• _ПИСЬМЕННОЕ ЗАДАНИЕ 1_
Перепишите записи без изменений, начиная с самой первой и заканчивая строкой с «Bar xyxy=(369,178,379,292)» включительно.

• _ИСХОДНЫЙ ОТРЫВОК_
________

Оглавление

Форум

Библиотека

 

 

 

 

 

Б. Сарнов: "Многолетний страх" и реакция на "ПУТЧ" 1991 года

19 августа 1991 года я встретил в Малеевке - писательском Доме творчества, ставшем за последние тридцать лет чуть ли не вторым моим домом. В тот день путевка моя кончалась, и я собирался в Москву, где меня ждали какие-то дела. Жена с маленьким внуком оставалась еще на один срок, а я уезжал. Вещи были собраны с вечера, машина была заказана на десять часов утра: я собирался ехать сразу после завтрака. Обычно я просыпаюсь часов в восемь. Но в то утро какая- то сила подняла меня часа на два раньше. Поняв, что уже не засну, быстро натянул джинсы, рубашку и осторожно, на цыпочках, чтобы не разбудить жену и внука, вышел в коридор. И сразу же наткнулся на Юру Давыдова , который поманил меня пальцем и шепотом - хотя в коридоре мы были одни и никто нас не мог слышать - спросил:

- Уже знаешь? И только тут я увидел, что на нем, как говорится, нет лица. Он быстро пересказал мне все, что только что услышал по радио, и я сразу почувствовал, как старый, давно забытый страх шевельнулся под ложечкой и быстро стал заполнять всю мою грудную клетку. Но я бодрился. Сказал Юре, что это не надолго. От силы на полгода. Может быть, на год.

- Нет,- покачал головой Юра.- Это конец. Вторым человеком, которого я увидел в то утро, был Серго Ломинадзе . Он тоже был совершенно убит новостью и на мои успокоительные речи реагировал с раздражением.

- Их никто не поддержит,- вяло, сам не слишком в это веря, пытался успокоить его я.

________

• _ПИСЬМЕННОЕ ЗАДАНИЕ 2_
Продолжите отрывок о том, как автор встретил 19 августа 1991 года в Малеевке, начав сразу после последней приведенной фразы.

________

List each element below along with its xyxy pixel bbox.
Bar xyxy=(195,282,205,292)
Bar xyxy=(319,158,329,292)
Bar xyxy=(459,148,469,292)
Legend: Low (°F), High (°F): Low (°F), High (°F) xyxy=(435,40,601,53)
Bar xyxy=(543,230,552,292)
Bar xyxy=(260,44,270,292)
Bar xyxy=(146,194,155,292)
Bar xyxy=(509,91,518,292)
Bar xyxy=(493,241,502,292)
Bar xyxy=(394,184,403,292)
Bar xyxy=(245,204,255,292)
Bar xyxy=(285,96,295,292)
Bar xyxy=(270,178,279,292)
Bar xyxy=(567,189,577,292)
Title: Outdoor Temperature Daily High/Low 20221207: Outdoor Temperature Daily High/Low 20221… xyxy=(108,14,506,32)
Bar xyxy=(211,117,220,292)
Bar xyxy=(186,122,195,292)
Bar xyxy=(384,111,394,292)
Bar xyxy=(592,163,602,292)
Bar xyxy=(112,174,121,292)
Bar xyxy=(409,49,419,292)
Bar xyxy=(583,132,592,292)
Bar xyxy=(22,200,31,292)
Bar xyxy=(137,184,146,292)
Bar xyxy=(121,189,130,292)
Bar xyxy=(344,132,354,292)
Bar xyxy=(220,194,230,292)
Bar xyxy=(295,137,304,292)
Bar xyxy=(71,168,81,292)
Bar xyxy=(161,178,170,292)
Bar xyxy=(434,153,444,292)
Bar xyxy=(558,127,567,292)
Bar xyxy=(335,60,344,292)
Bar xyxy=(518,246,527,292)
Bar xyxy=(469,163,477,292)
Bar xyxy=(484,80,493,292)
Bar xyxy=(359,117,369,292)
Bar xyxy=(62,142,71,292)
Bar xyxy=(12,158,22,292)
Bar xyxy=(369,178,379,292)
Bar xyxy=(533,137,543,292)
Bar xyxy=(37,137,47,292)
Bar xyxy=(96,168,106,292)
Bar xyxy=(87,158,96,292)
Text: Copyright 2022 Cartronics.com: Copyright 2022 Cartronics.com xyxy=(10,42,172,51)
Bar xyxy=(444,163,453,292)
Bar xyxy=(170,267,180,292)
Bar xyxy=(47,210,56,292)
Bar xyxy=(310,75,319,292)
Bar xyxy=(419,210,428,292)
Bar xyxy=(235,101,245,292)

________

• _ИТОГОВЫЙ ОТВЕТ 1_
List each element below along with its xyxy pixel bbox.
Bar xyxy=(195,282,205,292)
Bar xyxy=(319,158,329,292)
Bar xyxy=(459,148,469,292)
Legend: Low (°F), High (°F): Low (°F), High (°F) xyxy=(435,40,601,53)
Bar xyxy=(543,230,552,292)
Bar xyxy=(260,44,270,292)
Bar xyxy=(146,194,155,292)
Bar xyxy=(509,91,518,292)
Bar xyxy=(493,241,502,292)
Bar xyxy=(394,184,403,292)
Bar xyxy=(245,204,255,292)
Bar xyxy=(285,96,295,292)
Bar xyxy=(270,178,279,292)
Bar xyxy=(567,189,577,292)
Title: Outdoor Temperature Daily High/Low 20221207: Outdoor Temperature Daily High/Low 20221… xyxy=(108,14,506,32)
Bar xyxy=(211,117,220,292)
Bar xyxy=(186,122,195,292)
Bar xyxy=(384,111,394,292)
Bar xyxy=(592,163,602,292)
Bar xyxy=(112,174,121,292)
Bar xyxy=(409,49,419,292)
Bar xyxy=(583,132,592,292)
Bar xyxy=(22,200,31,292)
Bar xyxy=(137,184,146,292)
Bar xyxy=(121,189,130,292)
Bar xyxy=(344,132,354,292)
Bar xyxy=(220,194,230,292)
Bar xyxy=(295,137,304,292)
Bar xyxy=(71,168,81,292)
Bar xyxy=(161,178,170,292)
Bar xyxy=(434,153,444,292)
Bar xyxy=(558,127,567,292)
Bar xyxy=(335,60,344,292)
Bar xyxy=(518,246,527,292)
Bar xyxy=(469,163,477,292)
Bar xyxy=(484,80,493,292)
Bar xyxy=(359,117,369,292)
Bar xyxy=(62,142,71,292)
Bar xyxy=(12,158,22,292)
Bar xyxy=(369,178,379,292)

• _ИТОГОВЫЙ ОТВЕТ 2_
- Еще как поддержат! - ярился он. И повторил - слово в слово - то, что я уже слышал от Юры Давыдова:

- Нет, это - конец. Я все еще пытался бодриться, но под ложечкой у меня посасывало. Старый страх давал себя знать. Не зная, куда себя девать, я поплелся в столовую. Мой сосед по столику - моложавый, с коротким седым ежиком, писатель-фантаст в джинсовой куртке - удивился:

- Что это вы так рано сегодня?

- А вы, я вижу, ничего не знаете,- сказал я.- У нас государственный переворот. В двух словах я пересказал невеселую новость, ожидая услышать в ответ приблизительно то же, что уже слыхал от Серго и от Юры. Но писатель- фантаст отреагировал на мое сообщение иначе.

- Бенедикт Михайлович! - сказал он, пожав плечами.- Ведь это агония! Агония-то агония,- подумал я,- но сколько она продлится? И кому из нас доведется ее пережить? Юра и Серго все-таки уже заразили меня своим пессимизмом. Когда я садился в машину, Юра отвел мою жену в сторону и довольно внушительно посоветовал ей взять внука и ехать со мною в Москву.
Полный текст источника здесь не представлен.